Word for word, restate every line of the listing that follows.

Recorded data start

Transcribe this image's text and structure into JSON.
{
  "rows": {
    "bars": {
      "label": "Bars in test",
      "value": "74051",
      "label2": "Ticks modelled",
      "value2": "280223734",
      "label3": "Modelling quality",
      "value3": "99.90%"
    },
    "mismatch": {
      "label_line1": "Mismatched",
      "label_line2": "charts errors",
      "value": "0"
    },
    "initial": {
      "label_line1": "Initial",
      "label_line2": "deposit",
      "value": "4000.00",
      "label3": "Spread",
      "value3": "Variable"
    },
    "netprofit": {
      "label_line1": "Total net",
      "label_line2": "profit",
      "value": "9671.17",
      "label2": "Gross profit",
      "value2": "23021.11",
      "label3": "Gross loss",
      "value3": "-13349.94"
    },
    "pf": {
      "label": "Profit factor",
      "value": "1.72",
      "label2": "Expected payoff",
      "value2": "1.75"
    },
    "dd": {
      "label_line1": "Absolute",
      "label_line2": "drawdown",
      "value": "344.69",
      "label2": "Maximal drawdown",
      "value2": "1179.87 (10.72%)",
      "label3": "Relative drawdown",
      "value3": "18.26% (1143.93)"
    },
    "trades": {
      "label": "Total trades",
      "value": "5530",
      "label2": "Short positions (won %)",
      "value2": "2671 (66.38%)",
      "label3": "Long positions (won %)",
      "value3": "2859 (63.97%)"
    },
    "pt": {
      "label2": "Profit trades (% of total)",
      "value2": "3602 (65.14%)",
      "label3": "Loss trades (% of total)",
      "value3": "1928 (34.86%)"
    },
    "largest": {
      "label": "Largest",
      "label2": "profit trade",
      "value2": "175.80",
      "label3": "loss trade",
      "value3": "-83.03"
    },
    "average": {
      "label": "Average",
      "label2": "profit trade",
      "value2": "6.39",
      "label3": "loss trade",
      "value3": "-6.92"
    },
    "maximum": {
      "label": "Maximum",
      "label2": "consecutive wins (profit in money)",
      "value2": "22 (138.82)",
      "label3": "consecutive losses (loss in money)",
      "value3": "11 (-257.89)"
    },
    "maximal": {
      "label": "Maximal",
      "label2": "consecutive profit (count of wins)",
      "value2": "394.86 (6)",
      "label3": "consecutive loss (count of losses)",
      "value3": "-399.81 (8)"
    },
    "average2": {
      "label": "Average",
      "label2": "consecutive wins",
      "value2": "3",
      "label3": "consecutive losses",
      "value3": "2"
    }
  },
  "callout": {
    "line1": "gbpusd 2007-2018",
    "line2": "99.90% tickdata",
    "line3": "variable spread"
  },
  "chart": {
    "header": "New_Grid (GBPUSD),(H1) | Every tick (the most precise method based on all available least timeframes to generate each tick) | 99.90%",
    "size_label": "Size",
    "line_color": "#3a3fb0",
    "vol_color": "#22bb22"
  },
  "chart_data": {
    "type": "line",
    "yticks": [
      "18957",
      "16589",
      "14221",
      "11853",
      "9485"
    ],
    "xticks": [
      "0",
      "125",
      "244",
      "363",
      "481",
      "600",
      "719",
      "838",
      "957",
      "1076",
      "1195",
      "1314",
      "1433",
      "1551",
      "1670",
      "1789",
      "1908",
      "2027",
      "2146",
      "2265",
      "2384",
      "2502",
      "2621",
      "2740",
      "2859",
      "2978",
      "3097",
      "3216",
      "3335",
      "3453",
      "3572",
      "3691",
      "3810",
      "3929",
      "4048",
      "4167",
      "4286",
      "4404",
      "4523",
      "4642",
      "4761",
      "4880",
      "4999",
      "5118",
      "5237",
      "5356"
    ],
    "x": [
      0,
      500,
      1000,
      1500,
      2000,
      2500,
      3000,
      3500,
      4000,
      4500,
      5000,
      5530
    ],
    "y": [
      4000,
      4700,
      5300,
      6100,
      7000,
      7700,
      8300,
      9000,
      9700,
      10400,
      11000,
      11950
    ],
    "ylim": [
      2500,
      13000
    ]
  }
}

Recorded data end

Output for this exercise =>
Transcribe this image's text and structure into JSON.
{
  "rows": {
    "bars": {
      "label": "Bars in test",
      "value": "74051",
      "label2": "Ticks modelled",
      "value2": "280223734",
      "label3": "Modelling quality",
      "value3": "99.90%"
    },
    "mismatch": {
      "label_line1": "Mismatched",
      "label_line2": "charts errors",
      "value": "0"
    },
    "initial": {
      "label_line1": "Initial",
      "label_line2": "deposit",
      "value": "4000.00",
      "label3": "Spread",
      "value3": "Variable"
    },
    "netprofit": {
      "label_line1": "Total net",
      "label_line2": "profit",
      "value": "9671.17",
      "label2": "Gross profit",
      "value2": "23021.11",
      "label3": "Gross loss",
      "value3": "-13349.94"
    },
    "pf": {
      "label": "Profit factor",
      "value": "1.72",
      "label2": "Expected payoff",
      "value2": "1.75"
    },
    "dd": {
      "label_line1": "Absolute",
      "label_line2": "drawdown",
      "value": "344.69",
      "label2": "Maximal drawdown",
      "value2": "1179.87 (10.72%)",
      "label3": "Relative drawdown",
      "value3": "18.26% (1143.93)"
    },
    "trades": {
      "label": "Total trades",
      "value": "5530",
      "label2": "Short positions (won %)",
      "value2": "2671 (66.38%)",
      "label3": "Long positions (won %)",
      "value3": "2859 (63.97%)"
    },
    "pt": {
      "label2": "Profit trades (% of total)",
      "value2": "3602 (65.14%)",
      "label3": "Loss trades (% of total)",
      "value3": "1928 (34.86%)"
    },
    "largest": {
      "label": "Largest",
      "label2": "profit trade",
      "value2": "175.80",
      "label3": "loss trade",
      "value3": "-83.03"
    },
    "average": {
      "label": "Average",
      "label2": "profit trade",
      "value2": "6.39",
      "label3": "loss trade",
      "value3": "-6.92"
    },
    "maximum": {
      "label": "Maximum",
      "label2": "consecutive wins (profit in money)",
      "value2": "22 (138.82)",
      "label3": "consecutive losses (loss in money)",
      "value3": "11 (-257.89)"
    },
    "maximal": {
      "label": "Maximal",
      "label2": "consecutive profit (count of wins)",
      "value2": "394.86 (6)",
      "label3": "consecutive loss (count of losses)",
      "value3": "-399.81 (8)"
    },
    "average2": {
      "label": "Average",
      "label2": "consecutive wins",
      "value2": "3",
      "label3": "consecutive losses",
      "value3": "2"
    }
  },
  "callout": {
    "line1": "gbpusd 2007-2018",
    "line2": "99.90% tickdata",
    "line3": "variable spread"
  },
  "chart": {
    "header": "New_Grid (GBPUSD),(H1) | Every tick (the most precise method based on all available least timeframes to generate each tick) | 99.90%",
    "size_label": "Size",
    "line_color": "#3a3fb0",
    "vol_color": "#22bb22"
  },
  "chart_data": {
    "type": "line",
    "yticks": [
      "18957",
      "16589",
      "14221",
      "11853",
      "9485"
    ],
    "xticks": [
      "0",
      "125",
      "244",
      "363",
      "481",
      "600",
      "719",
      "838",
      "957",
      "1076",
      "1195",
      "1314",
      "1433",
      "1551",
      "1670",
      "1789",
      "1908",
      "2027",
      "2146",
      "2265",
      "2384",
      "2502",
      "2621",
      "2740",
      "2859",
      "2978",
      "3097",
      "3216",
      "3335",
      "3453",
      "3572",
      "3691",
      "3810",
      "3929",
      "4048",
      "4167",
      "4286",
      "4404",
      "4523",
      "4642",
      "4761",
      "4880",
      "4999",
      "5118",
      "5237",
      "5356"
    ],
    "x": [
      0,
      500,
      1000,
      1500,
      2000,
      2500,
      3000,
      3500,
      4000,
      4500,
      5000,
      5530
    ],
    "y": [
      4000,
      4700,
      5300,
      6100,
      7000,
      7700,
      8300,
      9000,
      9700,
      10400,
      11000,
      11950
    ],
    "ylim": [
      2500,
      13000
    ]
  }
}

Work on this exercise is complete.